## Start Task data
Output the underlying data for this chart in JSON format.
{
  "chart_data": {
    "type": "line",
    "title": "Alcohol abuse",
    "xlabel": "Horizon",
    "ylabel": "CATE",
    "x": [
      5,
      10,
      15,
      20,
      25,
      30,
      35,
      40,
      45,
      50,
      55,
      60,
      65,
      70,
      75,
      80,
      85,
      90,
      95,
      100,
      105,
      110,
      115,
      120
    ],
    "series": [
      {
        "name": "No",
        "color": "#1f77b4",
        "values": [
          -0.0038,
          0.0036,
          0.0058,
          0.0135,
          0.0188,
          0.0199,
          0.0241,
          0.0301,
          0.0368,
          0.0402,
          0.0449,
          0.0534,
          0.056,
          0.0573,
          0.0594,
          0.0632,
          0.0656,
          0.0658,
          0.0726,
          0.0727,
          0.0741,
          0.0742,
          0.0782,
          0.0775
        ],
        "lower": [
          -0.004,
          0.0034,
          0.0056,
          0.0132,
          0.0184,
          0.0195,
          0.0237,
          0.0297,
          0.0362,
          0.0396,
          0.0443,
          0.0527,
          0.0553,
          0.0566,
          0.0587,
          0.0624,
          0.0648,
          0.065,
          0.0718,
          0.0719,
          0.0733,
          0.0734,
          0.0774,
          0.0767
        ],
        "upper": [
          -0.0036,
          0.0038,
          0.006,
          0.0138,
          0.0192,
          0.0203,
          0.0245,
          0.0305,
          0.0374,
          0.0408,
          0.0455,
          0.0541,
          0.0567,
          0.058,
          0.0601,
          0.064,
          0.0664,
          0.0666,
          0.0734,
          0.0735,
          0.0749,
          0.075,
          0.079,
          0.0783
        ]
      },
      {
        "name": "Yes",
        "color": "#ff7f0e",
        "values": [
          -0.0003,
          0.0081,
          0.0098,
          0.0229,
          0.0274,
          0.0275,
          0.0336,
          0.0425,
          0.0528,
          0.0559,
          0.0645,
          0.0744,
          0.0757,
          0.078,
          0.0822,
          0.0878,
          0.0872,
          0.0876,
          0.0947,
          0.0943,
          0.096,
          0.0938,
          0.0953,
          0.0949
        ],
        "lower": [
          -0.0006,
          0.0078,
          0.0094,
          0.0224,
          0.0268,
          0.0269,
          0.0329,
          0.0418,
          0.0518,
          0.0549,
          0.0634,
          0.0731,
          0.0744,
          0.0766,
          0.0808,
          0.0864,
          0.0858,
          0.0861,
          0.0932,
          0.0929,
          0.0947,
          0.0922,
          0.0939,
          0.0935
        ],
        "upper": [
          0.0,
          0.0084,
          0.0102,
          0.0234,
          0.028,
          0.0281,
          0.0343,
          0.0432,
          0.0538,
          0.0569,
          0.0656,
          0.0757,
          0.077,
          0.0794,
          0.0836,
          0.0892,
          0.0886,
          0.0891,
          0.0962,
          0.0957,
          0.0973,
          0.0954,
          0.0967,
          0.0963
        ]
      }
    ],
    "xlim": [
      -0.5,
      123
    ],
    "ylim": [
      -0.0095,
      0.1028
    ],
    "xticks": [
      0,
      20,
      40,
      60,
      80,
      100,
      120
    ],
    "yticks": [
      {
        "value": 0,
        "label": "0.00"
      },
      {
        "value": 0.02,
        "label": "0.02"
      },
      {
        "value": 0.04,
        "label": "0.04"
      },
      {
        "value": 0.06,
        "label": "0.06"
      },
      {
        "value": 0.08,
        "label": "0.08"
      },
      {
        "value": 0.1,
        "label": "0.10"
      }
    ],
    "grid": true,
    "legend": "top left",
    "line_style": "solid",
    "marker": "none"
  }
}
## End Task data
**What is expected**
Output the entries verbatim.

**Response**
Output the underlying data for this chart in JSON format.
{
  "chart_data": {
    "type": "line",
    "title": "Alcohol abuse",
    "xlabel": "Horizon",
    "ylabel": "CATE",
    "x": [
      5,
      10,
      15,
      20,
      25,
      30,
      35,
      40,
      45,
      50,
      55,
      60,
      65,
      70,
      75,
      80,
      85,
      90,
      95,
      100,
      105,
      110,
      115,
      120
    ],
    "series": [
      {
        "name": "No",
        "color": "#1f77b4",
        "values": [
          -0.0038,
          0.0036,
          0.0058,
          0.0135,
          0.0188,
          0.0199,
          0.0241,
          0.0301,
          0.0368,
          0.0402,
          0.0449,
          0.0534,
          0.056,
          0.0573,
          0.0594,
          0.0632,
          0.0656,
          0.0658,
          0.0726,
          0.0727,
          0.0741,
          0.0742,
          0.0782,
          0.0775
        ],
        "lower": [
          -0.004,
          0.0034,
          0.0056,
          0.0132,
          0.0184,
          0.0195,
          0.0237,
          0.0297,
          0.0362,
          0.0396,
          0.0443,
          0.0527,
          0.0553,
          0.0566,
          0.0587,
          0.0624,
          0.0648,
          0.065,
          0.0718,
          0.0719,
          0.0733,
          0.0734,
          0.0774,
          0.0767
        ],
        "upper": [
          -0.0036,
          0.0038,
          0.006,
          0.0138,
          0.0192,
          0.0203,
          0.0245,
          0.0305,
          0.0374,
          0.0408,
          0.0455,
          0.0541,
          0.0567,
          0.058,
          0.0601,
          0.064,
          0.0664,
          0.0666,
          0.0734,
          0.0735,
          0.0749,
          0.075,
          0.079,
          0.0783
        ]
      },
      {
        "name": "Yes",
        "color": "#ff7f0e",
        "values": [
          -0.0003,
          0.0081,
          0.0098,
          0.0229,
          0.0274,
          0.0275,
          0.0336,
          0.0425,
          0.0528,
          0.0559,
          0.0645,
          0.0744,
          0.0757,
          0.078,
          0.0822,
          0.0878,
          0.0872,
          0.0876,
          0.0947,
          0.0943,
          0.096,
          0.0938,
          0.0953,
          0.0949
        ],
        "lower": [
          -0.0006,
          0.0078,
          0.0094,
          0.0224,
          0.0268,
          0.0269,
          0.0329,
          0.0418,
          0.0518,
          0.0549,
          0.0634,
          0.0731,
          0.0744,
          0.0766,
          0.0808,
          0.0864,
          0.0858,
          0.0861,
          0.0932,
          0.0929,
          0.0947,
          0.0922,
          0.0939,
          0.0935
        ],
        "upper": [
          0.0,
          0.0084,
          0.0102,
          0.0234,
          0.028,
          0.0281,
          0.0343,
          0.0432,
          0.0538,
          0.0569,
          0.0656,
          0.0757,
          0.077,
          0.0794,
          0.0836,
          0.0892,
          0.0886,
          0.0891,
          0.0962,
          0.0957,
          0.0973,
          0.0954,
          0.0967,
          0.0963
        ]
      }
    ],
    "xlim": [
      -0.5,
      123
    ],
    "ylim": [
      -0.0095,
      0.1028
    ],
    "xticks": [
      0,
      20,
      40,
      60,
      80,
      100,
      120
    ],
    "yticks": [
      {
        "value": 0,
        "label": "0.00"
      },
      {
        "value": 0.02,
        "label": "0.02"
      },
      {
        "value": 0.04,
        "label": "0.04"
      },
      {
        "value": 0.06,
        "label": "0.06"
      },
      {
        "value": 0.08,
        "label": "0.08"
      },
      {
        "value": 0.1,
        "label": "0.10"
      }
    ],
    "grid": true,
    "legend": "top left",
    "line_style": "solid",
    "marker": "none"
  }
}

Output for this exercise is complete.